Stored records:
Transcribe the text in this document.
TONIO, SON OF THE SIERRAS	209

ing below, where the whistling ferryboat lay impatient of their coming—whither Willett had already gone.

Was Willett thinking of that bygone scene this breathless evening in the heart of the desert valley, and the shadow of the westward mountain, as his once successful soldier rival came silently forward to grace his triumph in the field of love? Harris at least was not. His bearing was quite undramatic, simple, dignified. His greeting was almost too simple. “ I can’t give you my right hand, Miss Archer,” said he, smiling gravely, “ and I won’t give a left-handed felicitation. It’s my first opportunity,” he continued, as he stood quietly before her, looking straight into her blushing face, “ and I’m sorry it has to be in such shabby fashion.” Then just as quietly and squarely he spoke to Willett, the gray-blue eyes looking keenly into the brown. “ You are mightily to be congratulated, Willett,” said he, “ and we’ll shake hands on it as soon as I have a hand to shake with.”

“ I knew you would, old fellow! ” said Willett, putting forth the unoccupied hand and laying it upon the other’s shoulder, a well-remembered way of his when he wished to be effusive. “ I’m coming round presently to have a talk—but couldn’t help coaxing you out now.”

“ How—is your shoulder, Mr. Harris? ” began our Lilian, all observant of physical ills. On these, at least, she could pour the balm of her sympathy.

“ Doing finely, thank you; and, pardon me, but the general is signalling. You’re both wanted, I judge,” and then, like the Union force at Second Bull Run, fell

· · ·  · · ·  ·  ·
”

> What you need to do: Identify and extract each line of the listing that contains "shoulder".

> Finished answer:
“ I knew you would, old fellow! ” said Willett, putting forth the unoccupied hand and laying it upon the other’s shoulder, a well-remembered way of his when he wished to be effusive. “ I’m coming round presently to have a talk—but couldn’t help coaxing you out now.”
“ How—is your shoulder, Mr. Harris? ” began our Lilian, all observant of physical ills. On these, at least, she could pour the balm of her sympathy.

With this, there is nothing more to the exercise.